- _The task_
Here are some records. Copy each one exactly.

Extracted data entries
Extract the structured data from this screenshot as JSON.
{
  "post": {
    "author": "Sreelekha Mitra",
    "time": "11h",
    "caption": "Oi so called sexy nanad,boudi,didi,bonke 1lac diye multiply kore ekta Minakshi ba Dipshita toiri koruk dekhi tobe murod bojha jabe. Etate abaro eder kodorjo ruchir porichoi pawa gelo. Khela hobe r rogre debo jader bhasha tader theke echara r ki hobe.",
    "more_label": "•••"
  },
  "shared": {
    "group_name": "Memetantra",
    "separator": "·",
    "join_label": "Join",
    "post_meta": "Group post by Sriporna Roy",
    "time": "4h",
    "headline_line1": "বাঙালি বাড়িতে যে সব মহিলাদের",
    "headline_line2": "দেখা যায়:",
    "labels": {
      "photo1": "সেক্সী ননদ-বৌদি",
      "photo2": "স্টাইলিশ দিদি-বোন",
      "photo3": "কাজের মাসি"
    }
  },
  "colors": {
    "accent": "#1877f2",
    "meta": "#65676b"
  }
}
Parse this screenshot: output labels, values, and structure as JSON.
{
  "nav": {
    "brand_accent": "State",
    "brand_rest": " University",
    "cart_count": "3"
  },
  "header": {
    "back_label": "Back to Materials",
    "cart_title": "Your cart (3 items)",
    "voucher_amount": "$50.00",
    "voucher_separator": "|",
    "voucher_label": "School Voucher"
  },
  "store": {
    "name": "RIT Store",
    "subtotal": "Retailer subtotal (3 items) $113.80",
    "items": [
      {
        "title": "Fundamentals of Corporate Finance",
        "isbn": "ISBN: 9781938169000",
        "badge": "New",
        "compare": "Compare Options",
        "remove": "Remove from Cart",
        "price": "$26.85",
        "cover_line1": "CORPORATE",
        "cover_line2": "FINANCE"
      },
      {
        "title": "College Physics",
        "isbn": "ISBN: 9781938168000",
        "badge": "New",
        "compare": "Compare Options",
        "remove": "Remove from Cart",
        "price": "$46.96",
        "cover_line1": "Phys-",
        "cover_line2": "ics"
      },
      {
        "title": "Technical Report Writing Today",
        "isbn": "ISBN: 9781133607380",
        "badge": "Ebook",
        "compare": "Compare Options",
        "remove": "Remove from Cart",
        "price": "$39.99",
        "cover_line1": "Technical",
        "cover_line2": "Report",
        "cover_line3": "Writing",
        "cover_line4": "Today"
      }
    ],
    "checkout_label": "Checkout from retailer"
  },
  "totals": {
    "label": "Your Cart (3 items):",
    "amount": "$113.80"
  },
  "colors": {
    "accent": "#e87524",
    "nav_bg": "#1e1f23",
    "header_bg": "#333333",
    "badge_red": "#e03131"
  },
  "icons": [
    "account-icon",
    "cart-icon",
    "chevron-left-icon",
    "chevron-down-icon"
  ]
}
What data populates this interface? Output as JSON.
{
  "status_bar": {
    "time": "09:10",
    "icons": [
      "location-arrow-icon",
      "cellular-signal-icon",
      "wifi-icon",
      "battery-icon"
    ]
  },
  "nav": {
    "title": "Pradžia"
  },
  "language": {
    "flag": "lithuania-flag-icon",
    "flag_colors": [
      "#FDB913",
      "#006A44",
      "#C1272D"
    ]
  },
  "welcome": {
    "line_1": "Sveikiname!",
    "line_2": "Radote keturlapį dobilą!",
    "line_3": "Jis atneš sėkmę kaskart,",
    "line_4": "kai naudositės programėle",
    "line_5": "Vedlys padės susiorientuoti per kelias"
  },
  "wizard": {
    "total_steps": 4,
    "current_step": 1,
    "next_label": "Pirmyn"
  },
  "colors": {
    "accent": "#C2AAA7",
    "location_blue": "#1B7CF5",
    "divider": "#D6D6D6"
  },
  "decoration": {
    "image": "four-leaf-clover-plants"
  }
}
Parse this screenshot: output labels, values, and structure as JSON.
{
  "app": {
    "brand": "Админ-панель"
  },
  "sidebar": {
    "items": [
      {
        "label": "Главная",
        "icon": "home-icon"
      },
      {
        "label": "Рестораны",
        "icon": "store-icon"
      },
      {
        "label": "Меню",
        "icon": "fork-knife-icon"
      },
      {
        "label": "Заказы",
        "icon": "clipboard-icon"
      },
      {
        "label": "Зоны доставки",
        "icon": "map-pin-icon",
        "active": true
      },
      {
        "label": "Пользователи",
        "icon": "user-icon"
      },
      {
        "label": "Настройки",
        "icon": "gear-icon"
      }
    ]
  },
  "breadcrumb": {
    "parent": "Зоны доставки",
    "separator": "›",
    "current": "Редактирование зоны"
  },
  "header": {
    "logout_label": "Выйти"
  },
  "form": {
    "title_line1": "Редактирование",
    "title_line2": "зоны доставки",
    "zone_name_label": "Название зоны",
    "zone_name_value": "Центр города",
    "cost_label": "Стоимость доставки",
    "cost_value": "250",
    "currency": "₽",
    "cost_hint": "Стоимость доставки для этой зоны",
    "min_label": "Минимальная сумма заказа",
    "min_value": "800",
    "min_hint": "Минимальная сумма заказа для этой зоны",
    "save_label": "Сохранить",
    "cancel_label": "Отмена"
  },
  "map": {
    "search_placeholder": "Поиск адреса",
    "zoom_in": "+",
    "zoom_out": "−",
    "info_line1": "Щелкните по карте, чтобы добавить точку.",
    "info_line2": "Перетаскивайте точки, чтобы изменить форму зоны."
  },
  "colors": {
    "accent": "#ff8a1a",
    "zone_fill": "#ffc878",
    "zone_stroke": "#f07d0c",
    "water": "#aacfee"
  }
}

- _Response to the exercise_
Extract the structured data from this screenshot as JSON.
{
  "post": {
    "author": "Sreelekha Mitra",
    "time": "11h",
    "caption": "Oi so called sexy nanad,boudi,didi,bonke 1lac diye multiply kore ekta Minakshi ba Dipshita toiri koruk dekhi tobe murod bojha jabe. Etate abaro eder kodorjo ruchir porichoi pawa gelo. Khela hobe r rogre debo jader bhasha tader theke echara r ki hobe.",
    "more_label": "•••"
  },
  "shared": {
    "group_name": "Memetantra",
    "separator": "·",
    "join_label": "Join",
    "post_meta": "Group post by Sriporna Roy",
    "time": "4h",
    "headline_line1": "বাঙালি বাড়িতে যে সব মহিলাদের",
    "headline_line2": "দেখা যায়:",
    "labels": {
      "photo1": "সেক্সী ননদ-বৌদি",
      "photo2": "স্টাইলিশ দিদি-বোন",
      "photo3": "কাজের মাসি"
    }
  },
  "colors": {
    "accent": "#1877f2",
    "meta": "#65676b"
  }
}
Parse this screenshot: output labels, values, and structure as JSON.
{
  "nav": {
    "brand_accent": "State",
    "brand_rest": " University",
    "cart_count": "3"
  },
  "header": {
    "back_label": "Back to Materials",
    "cart_title": "Your cart (3 items)",
    "voucher_amount": "$50.00",
    "voucher_separator": "|",
    "voucher_label": "School Voucher"
  },
  "store": {
    "name": "RIT Store",
    "subtotal": "Retailer subtotal (3 items) $113.80",
    "items": [
      {
        "title": "Fundamentals of Corporate Finance",
        "isbn": "ISBN: 9781938169000",
        "badge": "New",
        "compare": "Compare Options",
        "remove": "Remove from Cart",
        "price": "$26.85",
        "cover_line1": "CORPORATE",
        "cover_line2": "FINANCE"
      },
      {
        "title": "College Physics",
        "isbn": "ISBN: 9781938168000",
        "badge": "New",
        "compare": "Compare Options",
        "remove": "Remove from Cart",
        "price": "$46.96",
        "cover_line1": "Phys-",
        "cover_line2": "ics"
      },
      {
        "title": "Technical Report Writing Today",
        "isbn": "ISBN: 9781133607380",
        "badge": "Ebook",
        "compare": "Compare Options",
        "remove": "Remove from Cart",
        "price": "$39.99",
        "cover_line1": "Technical",
        "cover_line2": "Report",
        "cover_line3": "Writing",
        "cover_line4": "Today"
      }
    ],
    "checkout_label": "Checkout from retailer"
  },
  "totals": {
    "label": "Your Cart (3 items):",
    "amount": "$113.80"
  },
  "colors": {
    "accent": "#e87524",
    "nav_bg": "#1e1f23",
    "header_bg": "#333333",
    "badge_red": "#e03131"
  },
  "icons": [
    "account-icon",
    "cart-icon",
    "chevron-left-icon",
    "chevron-down-icon"
  ]
}
What data populates this interface? Output as JSON.
{
  "status_bar": {
    "time": "09:10",
    "icons": [
      "location-arrow-icon",
      "cellular-signal-icon",
      "wifi-icon",
      "battery-icon"
    ]
  },
  "nav": {
    "title": "Pradžia"
  },
  "language": {
    "flag": "lithuania-flag-icon",
    "flag_colors": [
      "#FDB913",
      "#006A44",
      "#C1272D"
    ]
  },
  "welcome": {
    "line_1": "Sveikiname!",
    "line_2": "Radote keturlapį dobilą!",
    "line_3": "Jis atneš sėkmę kaskart,",
    "line_4": "kai naudositės programėle",
    "line_5": "Vedlys padės susiorientuoti per kelias"
  },
  "wizard": {
    "total_steps": 4,
    "current_step": 1,
    "next_label": "Pirmyn"
  },
  "colors": {
    "accent": "#C2AAA7",
    "location_blue": "#1B7CF5",
    "divider": "#D6D6D6"
  },
  "decoration": {
    "image": "four-leaf-clover-plants"
  }
}
Parse this screenshot: output labels, values, and structure as JSON.
{
  "app": {
    "brand": "Админ-панель"
  },
  "sidebar": {
    "items": [
      {
        "label": "Главная",
        "icon": "home-icon"
      },
      {
        "label": "Рестораны",
        "icon": "store-icon"
      },
      {
        "label": "Меню",
        "icon": "fork-knife-icon"
      },
      {
        "label": "Заказы",
        "icon": "clipboard-icon"
      },
      {
        "label": "Зоны доставки",
        "icon": "map-pin-icon",
        "active": true
      },
      {
        "label": "Пользователи",
        "icon": "user-icon"
      },
      {
        "label": "Настройки",
        "icon": "gear-icon"
      }
    ]
  },
  "breadcrumb": {
    "parent": "Зоны доставки",
    "separator": "›",
    "current": "Редактирование зоны"
  },
  "header": {
    "logout_label": "Выйти"
  },
  "form": {
    "title_line1": "Редактирование",
    "title_line2": "зоны доставки",
    "zone_name_label": "Название зоны",
    "zone_name_value": "Центр города",
    "cost_label": "Стоимость доставки",
    "cost_value": "250",
    "currency": "₽",
    "cost_hint": "Стоимость доставки для этой зоны",
    "min_label": "Минимальная сумма заказа",
    "min_value": "800",
    "min_hint": "Минимальная сумма заказа для этой зоны",
    "save_label": "Сохранить",
    "cancel_label": "Отмена"
  },
  "map": {
    "search_placeholder": "Поиск адреса",
    "zoom_in": "+",
    "zoom_out": "−",
    "info_line1": "Щелкните по карте, чтобы добавить точку.",
    "info_line2": "Перетаскивайте точки, чтобы изменить форму зоны."
  },
  "colors": {
    "accent": "#ff8a1a",
    "zone_fill": "#ffc878",
    "zone_stroke": "#f07d0c",
    "water": "#aacfee"
  }
}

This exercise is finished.